◆ WHAT TO DO ◆
Every record must be written out once more, with nothing added or omitted.

------ MATERIAL TO PROCESS ------

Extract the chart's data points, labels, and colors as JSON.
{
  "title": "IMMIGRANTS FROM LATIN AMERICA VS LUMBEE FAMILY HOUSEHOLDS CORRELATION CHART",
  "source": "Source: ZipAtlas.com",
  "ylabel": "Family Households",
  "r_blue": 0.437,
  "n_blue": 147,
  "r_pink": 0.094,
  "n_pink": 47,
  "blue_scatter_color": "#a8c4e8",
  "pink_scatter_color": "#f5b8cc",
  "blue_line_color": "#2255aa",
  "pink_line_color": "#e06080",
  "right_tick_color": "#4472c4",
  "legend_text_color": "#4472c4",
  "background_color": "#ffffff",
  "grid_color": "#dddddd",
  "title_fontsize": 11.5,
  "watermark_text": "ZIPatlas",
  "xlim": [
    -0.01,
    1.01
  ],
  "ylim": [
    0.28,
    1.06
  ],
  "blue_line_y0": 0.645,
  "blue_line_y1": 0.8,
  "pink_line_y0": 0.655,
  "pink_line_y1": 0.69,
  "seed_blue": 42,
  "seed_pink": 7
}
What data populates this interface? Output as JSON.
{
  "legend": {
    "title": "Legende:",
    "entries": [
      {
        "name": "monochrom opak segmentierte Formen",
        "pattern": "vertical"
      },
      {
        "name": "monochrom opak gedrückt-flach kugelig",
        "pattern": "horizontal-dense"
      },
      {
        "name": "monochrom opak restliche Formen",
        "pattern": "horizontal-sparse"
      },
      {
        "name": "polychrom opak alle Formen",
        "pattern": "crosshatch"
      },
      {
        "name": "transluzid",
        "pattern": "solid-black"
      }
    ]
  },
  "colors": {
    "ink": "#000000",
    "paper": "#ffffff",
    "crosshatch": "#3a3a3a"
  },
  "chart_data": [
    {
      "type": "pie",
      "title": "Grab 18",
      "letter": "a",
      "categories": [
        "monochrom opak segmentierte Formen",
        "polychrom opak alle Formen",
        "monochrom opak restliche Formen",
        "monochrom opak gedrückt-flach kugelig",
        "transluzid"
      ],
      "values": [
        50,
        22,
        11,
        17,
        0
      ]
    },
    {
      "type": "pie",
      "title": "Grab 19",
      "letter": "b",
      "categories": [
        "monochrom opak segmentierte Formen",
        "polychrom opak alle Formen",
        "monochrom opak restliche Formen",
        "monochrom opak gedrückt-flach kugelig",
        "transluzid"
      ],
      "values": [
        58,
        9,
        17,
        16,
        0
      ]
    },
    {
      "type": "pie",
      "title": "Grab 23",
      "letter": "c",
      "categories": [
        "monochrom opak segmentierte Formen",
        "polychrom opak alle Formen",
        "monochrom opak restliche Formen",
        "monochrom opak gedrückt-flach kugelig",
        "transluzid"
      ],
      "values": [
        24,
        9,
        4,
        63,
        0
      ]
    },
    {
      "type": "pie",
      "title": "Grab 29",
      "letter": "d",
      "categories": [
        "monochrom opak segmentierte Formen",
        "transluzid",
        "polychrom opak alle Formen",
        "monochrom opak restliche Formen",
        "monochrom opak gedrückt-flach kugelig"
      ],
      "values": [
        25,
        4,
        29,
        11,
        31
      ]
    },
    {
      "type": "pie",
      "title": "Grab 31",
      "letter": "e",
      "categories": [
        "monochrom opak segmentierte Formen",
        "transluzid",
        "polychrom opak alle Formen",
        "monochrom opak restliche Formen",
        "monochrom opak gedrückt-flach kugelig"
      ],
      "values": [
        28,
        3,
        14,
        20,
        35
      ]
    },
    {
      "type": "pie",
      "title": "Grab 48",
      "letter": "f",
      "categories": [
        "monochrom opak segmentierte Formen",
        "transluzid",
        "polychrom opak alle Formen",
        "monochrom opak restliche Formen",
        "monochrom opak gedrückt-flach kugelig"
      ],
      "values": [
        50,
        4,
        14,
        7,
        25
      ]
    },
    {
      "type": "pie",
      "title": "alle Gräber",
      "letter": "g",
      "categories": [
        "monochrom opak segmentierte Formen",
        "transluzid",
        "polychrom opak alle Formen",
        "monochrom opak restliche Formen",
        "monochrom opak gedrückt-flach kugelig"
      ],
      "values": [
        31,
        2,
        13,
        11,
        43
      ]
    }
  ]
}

------

◆ RESULT OF THIS EXERCISE ◆
Extract the chart's data points, labels, and colors as JSON.
{
  "title": "IMMIGRANTS FROM LATIN AMERICA VS LUMBEE FAMILY HOUSEHOLDS CORRELATION CHART",
  "source": "Source: ZipAtlas.com",
  "ylabel": "Family Households",
  "r_blue": 0.437,
  "n_blue": 147,
  "r_pink": 0.094,
  "n_pink": 47,
  "blue_scatter_color": "#a8c4e8",
  "pink_scatter_color": "#f5b8cc",
  "blue_line_color": "#2255aa",
  "pink_line_color": "#e06080",
  "right_tick_color": "#4472c4",
  "legend_text_color": "#4472c4",
  "background_color": "#ffffff",
  "grid_color": "#dddddd",
  "title_fontsize": 11.5,
  "watermark_text": "ZIPatlas",
  "xlim": [
    -0.01,
    1.01
  ],
  "ylim": [
    0.28,
    1.06
  ],
  "blue_line_y0": 0.645,
  "blue_line_y1": 0.8,
  "pink_line_y0": 0.655,
  "pink_line_y1": 0.69,
  "seed_blue": 42,
  "seed_pink": 7
}
What data populates this interface? Output as JSON.
{
  "legend": {
    "title": "Legende:",
    "entries": [
      {
        "name": "monochrom opak segmentierte Formen",
        "pattern": "vertical"
      },
      {
        "name": "monochrom opak gedrückt-flach kugelig",
        "pattern": "horizontal-dense"
      },
      {
        "name": "monochrom opak restliche Formen",
        "pattern": "horizontal-sparse"
      },
      {
        "name": "polychrom opak alle Formen",
        "pattern": "crosshatch"
      },
      {
        "name": "transluzid",
        "pattern": "solid-black"
      }
    ]
  },
  "colors": {
    "ink": "#000000",
    "paper": "#ffffff",
    "crosshatch": "#3a3a3a"
  },
  "chart_data": [
    {
      "type": "pie",
      "title": "Grab 18",
      "letter": "a",
      "categories": [
        "monochrom opak segmentierte Formen",
        "polychrom opak alle Formen",
        "monochrom opak restliche Formen",
        "monochrom opak gedrückt-flach kugelig",
        "transluzid"
      ],
      "values": [
        50,
        22,
        11,
        17,
        0
      ]
    },
    {
      "type": "pie",
      "title": "Grab 19",
      "letter": "b",
      "categories": [
        "monochrom opak segmentierte Formen",
        "polychrom opak alle Formen",
        "monochrom opak restliche Formen",
        "monochrom opak gedrückt-flach kugelig",
        "transluzid"
      ],
      "values": [
        58,
        9,
        17,
        16,
        0
      ]
    },
    {
      "type": "pie",
      "title": "Grab 23",
      "letter": "c",
      "categories": [
        "monochrom opak segmentierte Formen",
        "polychrom opak alle Formen",
        "monochrom opak restliche Formen",
        "monochrom opak gedrückt-flach kugelig",
        "transluzid"
      ],
      "values": [
        24,
        9,
        4,
        63,
        0
      ]
    },
    {
      "type": "pie",
      "title": "Grab 29",
      "letter": "d",
      "categories": [
        "monochrom opak segmentierte Formen",
        "transluzid",
        "polychrom opak alle Formen",
        "monochrom opak restliche Formen",
        "monochrom opak gedrückt-flach kugelig"
      ],
      "values": [
        25,
        4,
        29,
        11,
        31
      ]
    },
    {
      "type": "pie",
      "title": "Grab 31",
      "letter": "e",
      "categories": [
        "monochrom opak segmentierte Formen",
        "transluzid",
        "polychrom opak alle Formen",
        "monochrom opak restliche Formen",
        "monochrom opak gedrückt-flach kugelig"
      ],
      "values": [
        28,
        3,
        14,
        20,
        35
      ]
    },
    {
      "type": "pie",
      "title": "Grab 48",
      "letter": "f",
      "categories": [
        "monochrom opak segmentierte Formen",
        "transluzid",
        "polychrom opak alle Formen",
        "monochrom opak restliche Formen",
        "monochrom opak gedrückt-flach kugelig"
      ],
      "values": [
        50,
        4,
        14,
        7,
        25
      ]
    },
    {
      "type": "pie",
      "title": "alle Gräber",
      "letter": "g",
      "categories": [
        "monochrom opak segmentierte Formen",
        "transluzid",
        "polychrom opak alle Formen",
        "monochrom opak restliche Formen",
        "monochrom opak gedrückt-flach kugelig"
      ],
      "values": [
        31,
        2,
        13,
        11,
        43
      ]
    }
  ]
}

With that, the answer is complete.